- WRITTEN REQUEST
Take the listing and print it in full, exactly as given.

- DATA RECORDS
--- START ---
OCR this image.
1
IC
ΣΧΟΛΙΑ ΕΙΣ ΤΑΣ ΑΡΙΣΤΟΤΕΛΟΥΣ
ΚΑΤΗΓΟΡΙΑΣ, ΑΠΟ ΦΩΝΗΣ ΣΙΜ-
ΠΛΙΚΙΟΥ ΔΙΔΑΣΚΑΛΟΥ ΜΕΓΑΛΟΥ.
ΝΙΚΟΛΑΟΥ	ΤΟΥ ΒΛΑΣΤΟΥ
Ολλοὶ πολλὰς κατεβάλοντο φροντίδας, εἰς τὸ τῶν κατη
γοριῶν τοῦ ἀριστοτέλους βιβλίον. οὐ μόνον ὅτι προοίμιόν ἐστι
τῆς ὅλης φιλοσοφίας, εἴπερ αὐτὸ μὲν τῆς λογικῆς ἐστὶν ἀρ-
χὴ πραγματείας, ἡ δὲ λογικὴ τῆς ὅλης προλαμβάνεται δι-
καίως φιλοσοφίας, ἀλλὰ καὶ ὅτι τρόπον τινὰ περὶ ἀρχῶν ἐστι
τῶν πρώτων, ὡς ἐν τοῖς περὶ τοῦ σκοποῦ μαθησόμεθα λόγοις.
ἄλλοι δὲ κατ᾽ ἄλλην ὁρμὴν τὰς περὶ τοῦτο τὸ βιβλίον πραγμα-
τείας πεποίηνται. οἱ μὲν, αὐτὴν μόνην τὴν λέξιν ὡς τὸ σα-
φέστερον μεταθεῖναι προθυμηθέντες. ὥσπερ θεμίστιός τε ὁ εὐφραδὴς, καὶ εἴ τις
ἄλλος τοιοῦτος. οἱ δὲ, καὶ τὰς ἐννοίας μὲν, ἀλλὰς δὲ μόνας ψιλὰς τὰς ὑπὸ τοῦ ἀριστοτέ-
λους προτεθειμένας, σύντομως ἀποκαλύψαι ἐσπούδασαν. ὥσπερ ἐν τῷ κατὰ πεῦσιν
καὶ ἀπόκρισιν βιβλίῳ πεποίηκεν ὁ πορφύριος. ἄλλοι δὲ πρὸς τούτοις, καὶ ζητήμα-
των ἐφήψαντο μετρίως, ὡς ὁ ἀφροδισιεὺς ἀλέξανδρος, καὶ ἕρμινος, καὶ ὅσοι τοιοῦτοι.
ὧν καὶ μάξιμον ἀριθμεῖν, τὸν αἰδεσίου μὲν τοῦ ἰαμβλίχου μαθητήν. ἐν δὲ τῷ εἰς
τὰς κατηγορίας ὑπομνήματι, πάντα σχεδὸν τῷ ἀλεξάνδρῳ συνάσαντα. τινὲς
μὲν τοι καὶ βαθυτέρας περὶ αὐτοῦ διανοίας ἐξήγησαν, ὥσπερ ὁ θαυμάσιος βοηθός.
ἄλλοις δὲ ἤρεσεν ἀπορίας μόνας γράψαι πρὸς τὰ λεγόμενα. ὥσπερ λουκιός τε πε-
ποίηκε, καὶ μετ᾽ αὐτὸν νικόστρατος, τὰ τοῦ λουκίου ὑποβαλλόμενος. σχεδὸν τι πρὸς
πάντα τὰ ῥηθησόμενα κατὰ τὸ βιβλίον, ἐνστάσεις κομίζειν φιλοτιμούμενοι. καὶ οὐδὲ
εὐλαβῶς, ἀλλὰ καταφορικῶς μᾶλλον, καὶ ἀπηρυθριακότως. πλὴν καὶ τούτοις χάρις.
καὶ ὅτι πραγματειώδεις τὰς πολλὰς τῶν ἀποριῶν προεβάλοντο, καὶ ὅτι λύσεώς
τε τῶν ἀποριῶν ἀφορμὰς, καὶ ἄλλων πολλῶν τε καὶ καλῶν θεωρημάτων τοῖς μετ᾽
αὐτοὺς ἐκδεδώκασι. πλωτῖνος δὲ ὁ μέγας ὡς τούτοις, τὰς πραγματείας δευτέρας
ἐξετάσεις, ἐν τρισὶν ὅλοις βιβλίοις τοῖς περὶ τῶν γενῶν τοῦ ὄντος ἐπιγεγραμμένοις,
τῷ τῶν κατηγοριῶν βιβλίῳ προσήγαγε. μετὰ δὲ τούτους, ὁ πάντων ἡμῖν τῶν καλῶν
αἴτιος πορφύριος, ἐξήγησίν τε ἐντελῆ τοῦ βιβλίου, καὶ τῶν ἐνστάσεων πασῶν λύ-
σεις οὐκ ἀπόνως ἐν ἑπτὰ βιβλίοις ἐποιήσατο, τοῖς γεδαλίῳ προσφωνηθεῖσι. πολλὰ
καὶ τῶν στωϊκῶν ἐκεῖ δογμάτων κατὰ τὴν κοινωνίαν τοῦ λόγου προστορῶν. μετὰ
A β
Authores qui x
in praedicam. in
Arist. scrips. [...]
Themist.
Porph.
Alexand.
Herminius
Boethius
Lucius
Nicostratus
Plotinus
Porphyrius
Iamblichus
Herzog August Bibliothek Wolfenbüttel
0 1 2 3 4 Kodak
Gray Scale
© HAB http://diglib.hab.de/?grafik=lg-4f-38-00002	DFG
--- END ---
- OUTPUT OF THE EXERCISE
OCR this image.
1
IC
ΣΧΟΛΙΑ ΕΙΣ ΤΑΣ ΑΡΙΣΤΟΤΕΛΟΥΣ
ΚΑΤΗΓΟΡΙΑΣ, ΑΠΟ ΦΩΝΗΣ ΣΙΜ-
ΠΛΙΚΙΟΥ ΔΙΔΑΣΚΑΛΟΥ ΜΕΓΑΛΟΥ.
ΝΙΚΟΛΑΟΥ	ΤΟΥ ΒΛΑΣΤΟΥ
Ολλοὶ πολλὰς κατεβάλοντο φροντίδας, εἰς τὸ τῶν κατη
γοριῶν τοῦ ἀριστοτέλους βιβλίον. οὐ μόνον ὅτι προοίμιόν ἐστι
τῆς ὅλης φιλοσοφίας, εἴπερ αὐτὸ μὲν τῆς λογικῆς ἐστὶν ἀρ-
χὴ πραγματείας, ἡ δὲ λογικὴ τῆς ὅλης προλαμβάνεται δι-
καίως φιλοσοφίας, ἀλλὰ καὶ ὅτι τρόπον τινὰ περὶ ἀρχῶν ἐστι
τῶν πρώτων, ὡς ἐν τοῖς περὶ τοῦ σκοποῦ μαθησόμεθα λόγοις.
ἄλλοι δὲ κατ᾽ ἄλλην ὁρμὴν τὰς περὶ τοῦτο τὸ βιβλίον πραγμα-
τείας πεποίηνται. οἱ μὲν, αὐτὴν μόνην τὴν λέξιν ὡς τὸ σα-
φέστερον μεταθεῖναι προθυμηθέντες. ὥσπερ θεμίστιός τε ὁ εὐφραδὴς, καὶ εἴ τις
ἄλλος τοιοῦτος. οἱ δὲ, καὶ τὰς ἐννοίας μὲν, ἀλλὰς δὲ μόνας ψιλὰς τὰς ὑπὸ τοῦ ἀριστοτέ-
λους προτεθειμένας, σύντομως ἀποκαλύψαι ἐσπούδασαν. ὥσπερ ἐν τῷ κατὰ πεῦσιν
καὶ ἀπόκρισιν βιβλίῳ πεποίηκεν ὁ πορφύριος. ἄλλοι δὲ πρὸς τούτοις, καὶ ζητήμα-
των ἐφήψαντο μετρίως, ὡς ὁ ἀφροδισιεὺς ἀλέξανδρος, καὶ ἕρμινος, καὶ ὅσοι τοιοῦτοι.
ὧν καὶ μάξιμον ἀριθμεῖν, τὸν αἰδεσίου μὲν τοῦ ἰαμβλίχου μαθητήν. ἐν δὲ τῷ εἰς
τὰς κατηγορίας ὑπομνήματι, πάντα σχεδὸν τῷ ἀλεξάνδρῳ συνάσαντα. τινὲς
μὲν τοι καὶ βαθυτέρας περὶ αὐτοῦ διανοίας ἐξήγησαν, ὥσπερ ὁ θαυμάσιος βοηθός.
ἄλλοις δὲ ἤρεσεν ἀπορίας μόνας γράψαι πρὸς τὰ λεγόμενα. ὥσπερ λουκιός τε πε-
ποίηκε, καὶ μετ᾽ αὐτὸν νικόστρατος, τὰ τοῦ λουκίου ὑποβαλλόμενος. σχεδὸν τι πρὸς
πάντα τὰ ῥηθησόμενα κατὰ τὸ βιβλίον, ἐνστάσεις κομίζειν φιλοτιμούμενοι. καὶ οὐδὲ
εὐλαβῶς, ἀλλὰ καταφορικῶς μᾶλλον, καὶ ἀπηρυθριακότως. πλὴν καὶ τούτοις χάρις.
καὶ ὅτι πραγματειώδεις τὰς πολλὰς τῶν ἀποριῶν προεβάλοντο, καὶ ὅτι λύσεώς
τε τῶν ἀποριῶν ἀφορμὰς, καὶ ἄλλων πολλῶν τε καὶ καλῶν θεωρημάτων τοῖς μετ᾽
αὐτοὺς ἐκδεδώκασι. πλωτῖνος δὲ ὁ μέγας ὡς τούτοις, τὰς πραγματείας δευτέρας
ἐξετάσεις, ἐν τρισὶν ὅλοις βιβλίοις τοῖς περὶ τῶν γενῶν τοῦ ὄντος ἐπιγεγραμμένοις,
τῷ τῶν κατηγοριῶν βιβλίῳ προσήγαγε. μετὰ δὲ τούτους, ὁ πάντων ἡμῖν τῶν καλῶν
αἴτιος πορφύριος, ἐξήγησίν τε ἐντελῆ τοῦ βιβλίου, καὶ τῶν ἐνστάσεων πασῶν λύ-
σεις οὐκ ἀπόνως ἐν ἑπτὰ βιβλίοις ἐποιήσατο, τοῖς γεδαλίῳ προσφωνηθεῖσι. πολλὰ
καὶ τῶν στωϊκῶν ἐκεῖ δογμάτων κατὰ τὴν κοινωνίαν τοῦ λόγου προστορῶν. μετὰ
A β
Authores qui x
in praedicam. in
Arist. scrips. [...]
Themist.
Porph.
Alexand.
Herminius
Boethius
Lucius
Nicostratus
Plotinus
Porphyrius
Iamblichus
Herzog August Bibliothek Wolfenbüttel
0 1 2 3 4 Kodak
Gray Scale
© HAB http://diglib.hab.de/?grafik=lg-4f-38-00002	DFG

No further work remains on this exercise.